STATED PROBLEM: Starting with the line containing "sidebar-item-tables[interactable]: Tables ›" and going on through the line containing "995, 887, 1014]", rewrite those lines with "cell-email" swapped for "email-cell" and everything else left the same.

RECORDS SHOWN:
%%
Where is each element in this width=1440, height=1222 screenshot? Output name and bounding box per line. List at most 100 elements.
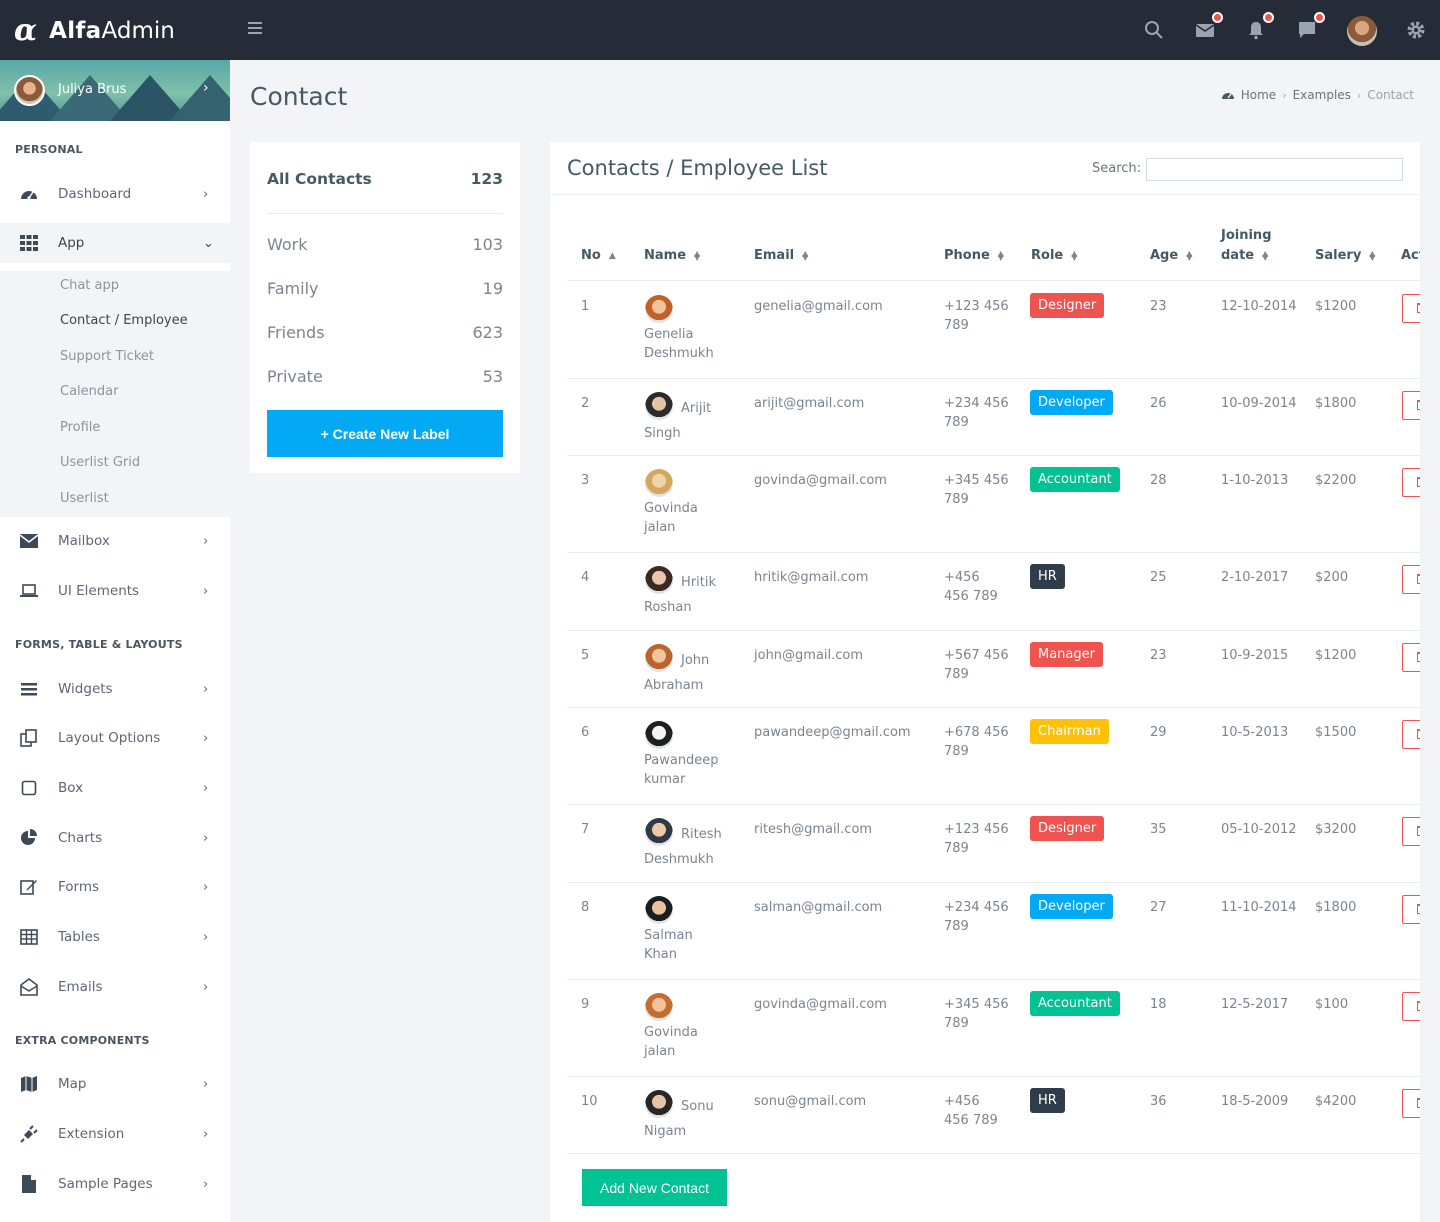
sidebar-item-tables[interactable]: Tables › bbox=[0, 917, 230, 957]
contact-avatar[interactable] bbox=[645, 392, 673, 420]
avatar[interactable] bbox=[1347, 16, 1377, 46]
sidebar-item-forms[interactable]: Forms › bbox=[0, 867, 230, 907]
cell-email[interactable]: arijit@gmail.com bbox=[754, 394, 864, 413]
cell-email[interactable]: ritesh@gmail.com bbox=[754, 820, 872, 839]
breadcrumb-home[interactable]: Home bbox=[1241, 88, 1276, 102]
cell-email[interactable]: govinda@gmail.com bbox=[754, 995, 887, 1014]
contact-name-first[interactable]: Pawandeep bbox=[644, 751, 719, 770]
delete-button[interactable] bbox=[1402, 720, 1420, 749]
contact-name-second[interactable]: kumar bbox=[644, 770, 685, 789]
label-all-contacts[interactable]: All Contacts 123 bbox=[267, 170, 503, 188]
search-icon[interactable] bbox=[1143, 19, 1165, 41]
contact-avatar[interactable] bbox=[645, 566, 673, 594]
delete-button[interactable] bbox=[1402, 895, 1420, 924]
contact-avatar[interactable] bbox=[645, 295, 673, 323]
user-profile-banner[interactable]: Juliya Brus › bbox=[0, 60, 230, 121]
chat-icon[interactable] bbox=[1296, 12, 1325, 41]
contact-avatar[interactable] bbox=[645, 469, 673, 497]
column-header-joining-date[interactable]: Joining date ▲ ▼ bbox=[1221, 226, 1272, 266]
contact-avatar[interactable] bbox=[645, 721, 673, 749]
cell-email[interactable]: pawandeep@gmail.com bbox=[754, 723, 911, 742]
delete-button[interactable] bbox=[1402, 468, 1420, 497]
submenu-item-support-ticket[interactable]: Support Ticket bbox=[60, 349, 154, 364]
sidebar-item-widgets[interactable]: Widgets › bbox=[0, 669, 230, 709]
divider bbox=[267, 213, 503, 214]
sidebar-item-extension[interactable]: Extension › bbox=[0, 1114, 230, 1154]
create-new-label-button[interactable]: + Create New Label bbox=[267, 410, 503, 457]
column-header-email[interactable]: Email ▲ ▼ bbox=[754, 246, 808, 266]
sidebar-item-emails[interactable]: Emails › bbox=[0, 967, 230, 1007]
contact-name-second[interactable]: jalan bbox=[644, 1042, 675, 1061]
contact-name-first[interactable]: Salman bbox=[644, 926, 693, 945]
contact-name-first[interactable]: John bbox=[681, 651, 709, 670]
breadcrumb-examples[interactable]: Examples bbox=[1293, 88, 1351, 102]
contact-name-first[interactable]: Ritesh bbox=[681, 825, 722, 844]
contact-name-second[interactable]: jalan bbox=[644, 518, 675, 537]
column-header-role[interactable]: Role ▲ ▼ bbox=[1031, 246, 1077, 266]
label-family[interactable]: Family 19 bbox=[267, 279, 503, 298]
contact-name-second[interactable]: Khan bbox=[644, 945, 677, 964]
contact-avatar[interactable] bbox=[645, 644, 673, 672]
submenu-item-contact-employee[interactable]: Contact / Employee bbox=[60, 313, 188, 328]
cell-email[interactable]: salman@gmail.com bbox=[754, 898, 882, 917]
column-header-name[interactable]: Name ▲ ▼ bbox=[644, 246, 700, 266]
brand-logo[interactable]: α Alfa Admin bbox=[14, 14, 175, 48]
mail-icon[interactable] bbox=[1194, 12, 1223, 41]
submenu-item-profile[interactable]: Profile bbox=[60, 420, 100, 435]
menu-icon[interactable] bbox=[248, 22, 262, 36]
sidebar-item-app[interactable]: App ⌄ bbox=[0, 223, 230, 263]
cell-email[interactable]: sonu@gmail.com bbox=[754, 1092, 866, 1111]
label-work[interactable]: Work 103 bbox=[267, 235, 503, 254]
contact-avatar[interactable] bbox=[645, 896, 673, 924]
gear-icon[interactable] bbox=[1405, 19, 1427, 41]
contact-avatar[interactable] bbox=[645, 993, 673, 1021]
delete-button[interactable] bbox=[1402, 1089, 1420, 1118]
sidebar-item-dashboard[interactable]: Dashboard › bbox=[0, 174, 230, 214]
cell-email[interactable]: john@gmail.com bbox=[754, 646, 863, 665]
submenu-item-userlist[interactable]: Userlist bbox=[60, 491, 109, 506]
column-header-phone[interactable]: Phone ▲ ▼ bbox=[944, 246, 1004, 266]
contact-avatar[interactable] bbox=[645, 818, 673, 846]
sidebar-item-box[interactable]: Box › bbox=[0, 768, 230, 808]
sidebar-item-mailbox[interactable]: Mailbox › bbox=[0, 521, 230, 561]
sidebar-item-charts[interactable]: Charts › bbox=[0, 818, 230, 858]
cell-email[interactable]: genelia@gmail.com bbox=[754, 297, 883, 316]
cell-joining-date: 10-9-2015 bbox=[1221, 648, 1289, 663]
add-new-contact-button[interactable]: Add New Contact bbox=[582, 1169, 727, 1206]
delete-button[interactable] bbox=[1402, 643, 1420, 672]
cell-email[interactable]: govinda@gmail.com bbox=[754, 471, 887, 490]
contact-name-second[interactable]: Abraham bbox=[644, 676, 703, 695]
bell-icon[interactable] bbox=[1245, 12, 1274, 41]
contact-name-first[interactable]: Sonu bbox=[681, 1097, 714, 1116]
column-header-no[interactable]: No ▲ bbox=[581, 246, 616, 266]
submenu-item-userlist-grid[interactable]: Userlist Grid bbox=[60, 455, 140, 470]
contact-name-second[interactable]: Singh bbox=[644, 424, 681, 443]
submenu-item-calendar[interactable]: Calendar bbox=[60, 384, 118, 399]
sidebar-item-ui-elements[interactable]: UI Elements › bbox=[0, 571, 230, 611]
contact-name-second[interactable]: Roshan bbox=[644, 598, 692, 617]
sidebar-item-layout-options[interactable]: Layout Options › bbox=[0, 718, 230, 758]
delete-button[interactable] bbox=[1402, 817, 1420, 846]
submenu-item-chat-app[interactable]: Chat app bbox=[60, 278, 119, 293]
column-header-age[interactable]: Age ▲ ▼ bbox=[1150, 246, 1192, 266]
sidebar-item-sample-pages[interactable]: Sample Pages › bbox=[0, 1164, 230, 1204]
cell-email[interactable]: hritik@gmail.com bbox=[754, 568, 868, 587]
delete-button[interactable] bbox=[1402, 992, 1420, 1021]
delete-button[interactable] bbox=[1402, 565, 1420, 594]
contact-name-first[interactable]: Govinda bbox=[644, 499, 698, 518]
search-input[interactable] bbox=[1146, 158, 1403, 181]
contact-avatar[interactable] bbox=[645, 1090, 673, 1118]
delete-button[interactable] bbox=[1402, 391, 1420, 420]
contact-name-first[interactable]: Govinda bbox=[644, 1023, 698, 1042]
contact-name-second[interactable]: Deshmukh bbox=[644, 850, 714, 869]
label-friends[interactable]: Friends 623 bbox=[267, 323, 503, 342]
contact-name-first[interactable]: Genelia bbox=[644, 325, 694, 344]
label-private[interactable]: Private 53 bbox=[267, 367, 503, 386]
sidebar-item-map[interactable]: Map › bbox=[0, 1064, 230, 1104]
column-header-salary[interactable]: Salery ▲ ▼ bbox=[1315, 246, 1375, 266]
contact-name-first[interactable]: Arijit bbox=[681, 399, 711, 418]
contact-name-second[interactable]: Deshmukh bbox=[644, 344, 714, 363]
delete-button[interactable] bbox=[1402, 294, 1420, 323]
contact-name-second[interactable]: Nigam bbox=[644, 1122, 686, 1141]
contact-name-first[interactable]: Hritik bbox=[681, 573, 716, 592]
%%
RESPONSE:
sidebar-item-tables[interactable]: Tables › bbox=[0, 917, 230, 957]
contact-avatar[interactable] bbox=[645, 392, 673, 420]
avatar[interactable] bbox=[1347, 16, 1377, 46]
sidebar-item-forms[interactable]: Forms › bbox=[0, 867, 230, 907]
email-cell[interactable]: arijit@gmail.com bbox=[754, 394, 864, 413]
email-cell[interactable]: ritesh@gmail.com bbox=[754, 820, 872, 839]
breadcrumb-home[interactable]: Home bbox=[1241, 88, 1276, 102]
email-cell[interactable]: govinda@gmail.com bbox=[754, 995, 887, 1014]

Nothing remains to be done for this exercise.